● **PASSAGE SHOWN**:

In the bustle of New York City, tucked away in the charming neighborhood North of Little Italy (Nolita), nestled between the posh boutiques beneath the trees outstretching their limbs over Elizabeth Street is a neat, little storefront with a large sign declaring “Moe’s Meat Market.”
Years ago, Moe’s had been a meat market. In fact, the grandson of the original owner still operates another meat market across the street. However, for the past 30 years, this site has been the studio and gallery for the art of Robert Kobayashi, or Kobi as he is known by his family and friends.
Through his career, Kobi’s art has flourished through a variety of media while he has worked in a broad range of techniques. Beginning as an Abstract Expressionist, he moved into Surrealism, then into Pointillism. After moving to Little Italy in the late 70’s, he also began to work with tin.
While quietly and prolifically producing his art, Kobi has enjoyed a number of successes. The New Yorker and The New York Times, among numerous other publications, have featured articles on him. His works have been placed in the permanent collections of the Museum of Modern Art, the Brooklyn Museum, Honolulu Museum of Art, the Microsoft Art Collection, in addition to a number of private collections.

● **WHAT YOU WILL DO**:
A – Name every museum or art collection that the Robert Kobayashi passage says holds his works in its permanent collection.
B – Please quote the records below word for word, starting with their first line and ending after the line that contains "char-cell[interactable]: М: [145, 192, 165, 214]".

● **DATA RECORDS**:
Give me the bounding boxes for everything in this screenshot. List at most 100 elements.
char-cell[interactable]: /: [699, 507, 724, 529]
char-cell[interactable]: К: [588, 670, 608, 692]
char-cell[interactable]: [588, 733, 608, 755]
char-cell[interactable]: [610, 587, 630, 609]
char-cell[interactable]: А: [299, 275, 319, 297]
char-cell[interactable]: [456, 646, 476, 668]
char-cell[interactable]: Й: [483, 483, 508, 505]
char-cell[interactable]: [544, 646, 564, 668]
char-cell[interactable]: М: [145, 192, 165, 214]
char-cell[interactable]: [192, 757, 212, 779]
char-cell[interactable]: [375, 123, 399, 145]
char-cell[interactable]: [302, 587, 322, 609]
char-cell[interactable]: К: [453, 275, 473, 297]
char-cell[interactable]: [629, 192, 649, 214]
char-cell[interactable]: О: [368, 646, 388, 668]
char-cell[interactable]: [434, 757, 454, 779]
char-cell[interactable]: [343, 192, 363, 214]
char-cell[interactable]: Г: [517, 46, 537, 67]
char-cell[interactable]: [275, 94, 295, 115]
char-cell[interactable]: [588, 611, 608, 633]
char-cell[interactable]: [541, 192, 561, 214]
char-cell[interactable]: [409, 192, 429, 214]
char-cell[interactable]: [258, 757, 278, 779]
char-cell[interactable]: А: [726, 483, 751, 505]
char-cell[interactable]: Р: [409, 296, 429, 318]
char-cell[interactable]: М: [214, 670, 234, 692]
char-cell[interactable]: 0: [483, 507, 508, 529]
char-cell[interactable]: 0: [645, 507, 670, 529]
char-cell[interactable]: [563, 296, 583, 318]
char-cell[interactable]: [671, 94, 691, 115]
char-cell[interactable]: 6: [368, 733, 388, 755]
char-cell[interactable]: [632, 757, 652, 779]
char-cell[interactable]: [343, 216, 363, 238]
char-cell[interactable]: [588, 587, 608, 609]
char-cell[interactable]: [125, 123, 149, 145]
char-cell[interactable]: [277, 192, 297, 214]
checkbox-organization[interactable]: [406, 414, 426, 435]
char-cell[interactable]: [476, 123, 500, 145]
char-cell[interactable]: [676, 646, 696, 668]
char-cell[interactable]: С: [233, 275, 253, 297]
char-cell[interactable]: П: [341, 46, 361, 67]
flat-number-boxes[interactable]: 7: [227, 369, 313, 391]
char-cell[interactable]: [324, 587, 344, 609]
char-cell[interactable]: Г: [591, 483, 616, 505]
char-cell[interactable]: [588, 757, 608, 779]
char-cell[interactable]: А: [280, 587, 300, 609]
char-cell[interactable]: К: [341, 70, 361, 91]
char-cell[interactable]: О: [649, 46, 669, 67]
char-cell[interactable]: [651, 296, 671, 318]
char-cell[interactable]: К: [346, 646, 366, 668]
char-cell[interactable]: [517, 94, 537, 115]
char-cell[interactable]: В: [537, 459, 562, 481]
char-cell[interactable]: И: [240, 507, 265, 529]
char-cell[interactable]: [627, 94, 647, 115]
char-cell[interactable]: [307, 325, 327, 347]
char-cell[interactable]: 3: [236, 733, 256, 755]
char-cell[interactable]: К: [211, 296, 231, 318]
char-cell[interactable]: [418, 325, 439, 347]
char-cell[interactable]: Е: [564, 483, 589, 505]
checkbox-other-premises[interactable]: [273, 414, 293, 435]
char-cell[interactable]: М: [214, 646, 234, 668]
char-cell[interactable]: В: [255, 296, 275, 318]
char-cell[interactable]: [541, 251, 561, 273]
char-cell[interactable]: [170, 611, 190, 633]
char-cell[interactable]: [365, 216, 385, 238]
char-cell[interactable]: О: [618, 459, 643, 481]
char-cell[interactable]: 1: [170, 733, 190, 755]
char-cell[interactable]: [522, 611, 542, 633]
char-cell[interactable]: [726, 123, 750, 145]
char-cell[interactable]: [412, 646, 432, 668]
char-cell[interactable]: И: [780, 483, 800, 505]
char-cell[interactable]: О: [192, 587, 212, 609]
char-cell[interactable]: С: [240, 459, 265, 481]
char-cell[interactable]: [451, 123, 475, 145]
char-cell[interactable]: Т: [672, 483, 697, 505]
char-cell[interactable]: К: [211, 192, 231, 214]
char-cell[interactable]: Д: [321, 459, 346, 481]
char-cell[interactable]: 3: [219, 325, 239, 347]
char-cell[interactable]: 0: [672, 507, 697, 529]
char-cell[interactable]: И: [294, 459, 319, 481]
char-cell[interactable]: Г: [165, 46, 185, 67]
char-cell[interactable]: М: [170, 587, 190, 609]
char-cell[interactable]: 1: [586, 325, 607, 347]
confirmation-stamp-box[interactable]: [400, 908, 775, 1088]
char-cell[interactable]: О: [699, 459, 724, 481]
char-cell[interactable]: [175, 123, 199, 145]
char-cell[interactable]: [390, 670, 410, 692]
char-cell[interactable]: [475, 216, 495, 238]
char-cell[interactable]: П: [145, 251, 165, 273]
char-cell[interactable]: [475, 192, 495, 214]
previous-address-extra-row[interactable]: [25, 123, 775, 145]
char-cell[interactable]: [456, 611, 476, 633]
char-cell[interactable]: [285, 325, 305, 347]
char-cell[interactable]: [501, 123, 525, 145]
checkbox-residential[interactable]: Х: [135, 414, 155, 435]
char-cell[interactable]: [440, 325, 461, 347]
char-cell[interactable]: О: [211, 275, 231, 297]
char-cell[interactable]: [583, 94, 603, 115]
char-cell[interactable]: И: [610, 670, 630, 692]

● **EXERCISE RESULTS**:
A –
- Museum of Modern Art
- Brooklyn Museum
- Honolulu Museum of Art
- Microsoft Art Collection

B –
Give me the bounding boxes for everything in this screenshot. List at most 100 elements.
char-cell[interactable]: /: [699, 507, 724, 529]
char-cell[interactable]: К: [588, 670, 608, 692]
char-cell[interactable]: [588, 733, 608, 755]
char-cell[interactable]: [610, 587, 630, 609]
char-cell[interactable]: А: [299, 275, 319, 297]
char-cell[interactable]: [456, 646, 476, 668]
char-cell[interactable]: Й: [483, 483, 508, 505]
char-cell[interactable]: [544, 646, 564, 668]
char-cell[interactable]: М: [145, 192, 165, 214]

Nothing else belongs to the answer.